● AIM OF THE TASK
Find how many lines in the data below mention "size". Give the number only.

══════════

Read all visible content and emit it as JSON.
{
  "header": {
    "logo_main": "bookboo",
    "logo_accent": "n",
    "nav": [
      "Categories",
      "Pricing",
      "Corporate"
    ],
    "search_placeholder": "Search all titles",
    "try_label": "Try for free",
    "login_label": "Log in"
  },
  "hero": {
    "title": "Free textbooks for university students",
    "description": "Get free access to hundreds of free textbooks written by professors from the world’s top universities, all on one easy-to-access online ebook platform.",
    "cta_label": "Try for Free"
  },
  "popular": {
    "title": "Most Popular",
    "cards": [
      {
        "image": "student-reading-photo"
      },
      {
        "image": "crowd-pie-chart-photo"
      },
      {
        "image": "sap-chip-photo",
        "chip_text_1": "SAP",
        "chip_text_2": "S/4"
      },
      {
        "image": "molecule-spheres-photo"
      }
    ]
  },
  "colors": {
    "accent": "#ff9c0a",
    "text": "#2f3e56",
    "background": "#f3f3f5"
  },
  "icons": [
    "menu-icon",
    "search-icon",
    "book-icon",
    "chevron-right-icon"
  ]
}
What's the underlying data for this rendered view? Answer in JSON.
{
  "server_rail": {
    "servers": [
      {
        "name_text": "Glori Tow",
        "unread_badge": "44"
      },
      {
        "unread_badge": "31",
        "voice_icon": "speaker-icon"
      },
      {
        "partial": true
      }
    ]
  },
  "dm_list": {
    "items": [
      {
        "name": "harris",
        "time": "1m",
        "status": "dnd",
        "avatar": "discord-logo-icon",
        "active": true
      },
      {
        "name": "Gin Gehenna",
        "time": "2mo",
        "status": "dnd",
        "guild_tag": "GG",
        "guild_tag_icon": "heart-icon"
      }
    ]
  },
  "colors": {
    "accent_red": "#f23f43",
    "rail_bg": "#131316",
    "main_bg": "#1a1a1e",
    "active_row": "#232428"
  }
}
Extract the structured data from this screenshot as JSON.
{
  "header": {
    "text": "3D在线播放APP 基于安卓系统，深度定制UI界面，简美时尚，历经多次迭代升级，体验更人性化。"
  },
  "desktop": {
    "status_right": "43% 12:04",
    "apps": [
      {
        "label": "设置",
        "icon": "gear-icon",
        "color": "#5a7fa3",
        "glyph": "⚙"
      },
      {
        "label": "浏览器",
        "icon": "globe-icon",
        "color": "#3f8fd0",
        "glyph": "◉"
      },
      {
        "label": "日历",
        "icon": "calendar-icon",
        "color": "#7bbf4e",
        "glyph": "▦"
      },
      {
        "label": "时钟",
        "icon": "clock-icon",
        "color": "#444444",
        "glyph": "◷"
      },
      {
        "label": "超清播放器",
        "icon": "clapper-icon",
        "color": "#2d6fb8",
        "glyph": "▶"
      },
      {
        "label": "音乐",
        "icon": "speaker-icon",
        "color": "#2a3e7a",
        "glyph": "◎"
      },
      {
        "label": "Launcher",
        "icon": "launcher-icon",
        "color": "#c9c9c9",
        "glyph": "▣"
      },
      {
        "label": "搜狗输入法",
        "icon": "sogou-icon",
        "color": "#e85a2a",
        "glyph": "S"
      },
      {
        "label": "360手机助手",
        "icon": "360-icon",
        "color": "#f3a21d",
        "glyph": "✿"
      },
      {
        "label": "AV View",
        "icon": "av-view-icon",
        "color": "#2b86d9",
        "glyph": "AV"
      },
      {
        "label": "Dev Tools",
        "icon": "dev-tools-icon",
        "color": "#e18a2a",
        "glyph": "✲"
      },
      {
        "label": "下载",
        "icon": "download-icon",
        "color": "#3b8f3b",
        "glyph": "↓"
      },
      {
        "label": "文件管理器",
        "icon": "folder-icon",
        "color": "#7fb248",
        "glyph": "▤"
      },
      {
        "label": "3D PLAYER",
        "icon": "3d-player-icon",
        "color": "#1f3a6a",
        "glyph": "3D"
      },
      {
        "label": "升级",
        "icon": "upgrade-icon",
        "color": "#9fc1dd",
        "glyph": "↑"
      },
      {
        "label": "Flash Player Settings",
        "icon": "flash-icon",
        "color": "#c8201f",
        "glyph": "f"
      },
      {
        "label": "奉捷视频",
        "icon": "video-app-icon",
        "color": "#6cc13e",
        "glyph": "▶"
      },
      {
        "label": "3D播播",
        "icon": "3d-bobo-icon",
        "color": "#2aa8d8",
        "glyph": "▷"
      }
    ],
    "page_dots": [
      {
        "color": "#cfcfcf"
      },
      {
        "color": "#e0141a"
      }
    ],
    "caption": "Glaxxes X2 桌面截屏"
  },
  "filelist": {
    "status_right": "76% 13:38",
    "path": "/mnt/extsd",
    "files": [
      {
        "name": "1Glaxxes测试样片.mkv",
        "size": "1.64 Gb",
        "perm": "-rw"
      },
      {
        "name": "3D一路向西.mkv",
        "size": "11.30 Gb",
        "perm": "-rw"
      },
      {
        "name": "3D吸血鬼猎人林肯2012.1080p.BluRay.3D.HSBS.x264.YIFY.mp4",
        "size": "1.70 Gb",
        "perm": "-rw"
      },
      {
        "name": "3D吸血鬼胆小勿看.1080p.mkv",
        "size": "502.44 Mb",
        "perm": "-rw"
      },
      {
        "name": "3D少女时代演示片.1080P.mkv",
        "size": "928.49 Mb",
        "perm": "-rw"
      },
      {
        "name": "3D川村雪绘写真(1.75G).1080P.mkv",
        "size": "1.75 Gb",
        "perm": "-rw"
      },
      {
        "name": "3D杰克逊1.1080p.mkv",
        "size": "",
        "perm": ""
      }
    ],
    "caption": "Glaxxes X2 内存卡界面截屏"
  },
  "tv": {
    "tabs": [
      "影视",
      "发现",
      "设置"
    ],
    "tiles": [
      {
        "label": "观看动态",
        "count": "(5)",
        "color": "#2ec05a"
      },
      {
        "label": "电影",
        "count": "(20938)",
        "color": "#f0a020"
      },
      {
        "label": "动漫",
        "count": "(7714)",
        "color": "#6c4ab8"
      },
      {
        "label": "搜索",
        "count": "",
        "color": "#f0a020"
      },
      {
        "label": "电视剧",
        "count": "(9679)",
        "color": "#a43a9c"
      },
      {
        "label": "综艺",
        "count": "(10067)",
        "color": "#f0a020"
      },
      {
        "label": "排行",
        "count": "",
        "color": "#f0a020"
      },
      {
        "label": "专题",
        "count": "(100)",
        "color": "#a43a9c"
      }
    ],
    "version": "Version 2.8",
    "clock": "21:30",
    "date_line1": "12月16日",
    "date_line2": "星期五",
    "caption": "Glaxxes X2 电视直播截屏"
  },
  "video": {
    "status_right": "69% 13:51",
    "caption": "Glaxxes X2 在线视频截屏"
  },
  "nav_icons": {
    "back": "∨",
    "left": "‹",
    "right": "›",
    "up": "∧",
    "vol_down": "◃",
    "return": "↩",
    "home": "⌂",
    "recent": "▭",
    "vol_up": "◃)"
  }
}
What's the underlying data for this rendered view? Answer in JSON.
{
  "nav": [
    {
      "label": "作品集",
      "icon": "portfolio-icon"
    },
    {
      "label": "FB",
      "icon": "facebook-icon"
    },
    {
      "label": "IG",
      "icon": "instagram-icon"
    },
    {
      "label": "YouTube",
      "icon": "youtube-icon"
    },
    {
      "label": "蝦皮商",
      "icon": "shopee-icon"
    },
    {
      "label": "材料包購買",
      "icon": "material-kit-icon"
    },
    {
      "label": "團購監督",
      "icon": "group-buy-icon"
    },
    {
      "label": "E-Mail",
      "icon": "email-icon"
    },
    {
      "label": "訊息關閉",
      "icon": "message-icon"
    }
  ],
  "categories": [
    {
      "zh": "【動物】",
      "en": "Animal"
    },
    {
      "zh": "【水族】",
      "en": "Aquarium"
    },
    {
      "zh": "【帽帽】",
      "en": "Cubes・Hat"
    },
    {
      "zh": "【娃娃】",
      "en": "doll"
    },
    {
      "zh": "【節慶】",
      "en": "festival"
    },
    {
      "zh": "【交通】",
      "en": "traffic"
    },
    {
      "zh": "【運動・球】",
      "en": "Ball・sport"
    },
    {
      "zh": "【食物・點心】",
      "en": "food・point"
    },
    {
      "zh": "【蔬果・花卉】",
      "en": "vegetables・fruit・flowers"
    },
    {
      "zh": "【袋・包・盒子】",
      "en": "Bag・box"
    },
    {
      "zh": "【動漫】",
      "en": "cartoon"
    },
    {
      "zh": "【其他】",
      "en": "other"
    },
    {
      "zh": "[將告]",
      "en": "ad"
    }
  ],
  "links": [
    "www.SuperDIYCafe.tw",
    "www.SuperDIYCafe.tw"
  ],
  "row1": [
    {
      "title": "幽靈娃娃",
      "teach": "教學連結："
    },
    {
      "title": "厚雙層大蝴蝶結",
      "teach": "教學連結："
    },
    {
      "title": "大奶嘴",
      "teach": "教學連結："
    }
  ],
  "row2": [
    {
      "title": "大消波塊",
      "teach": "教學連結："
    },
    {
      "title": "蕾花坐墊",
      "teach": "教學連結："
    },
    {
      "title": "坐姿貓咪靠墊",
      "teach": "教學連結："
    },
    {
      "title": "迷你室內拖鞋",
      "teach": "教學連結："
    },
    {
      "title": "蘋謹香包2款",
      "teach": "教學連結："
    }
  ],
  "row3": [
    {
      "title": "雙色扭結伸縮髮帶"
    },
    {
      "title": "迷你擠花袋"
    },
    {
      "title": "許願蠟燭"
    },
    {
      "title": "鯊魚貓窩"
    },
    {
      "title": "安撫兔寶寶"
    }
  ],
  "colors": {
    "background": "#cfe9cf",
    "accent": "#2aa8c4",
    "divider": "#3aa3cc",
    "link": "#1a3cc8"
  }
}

══════════

● THE ANSWER
7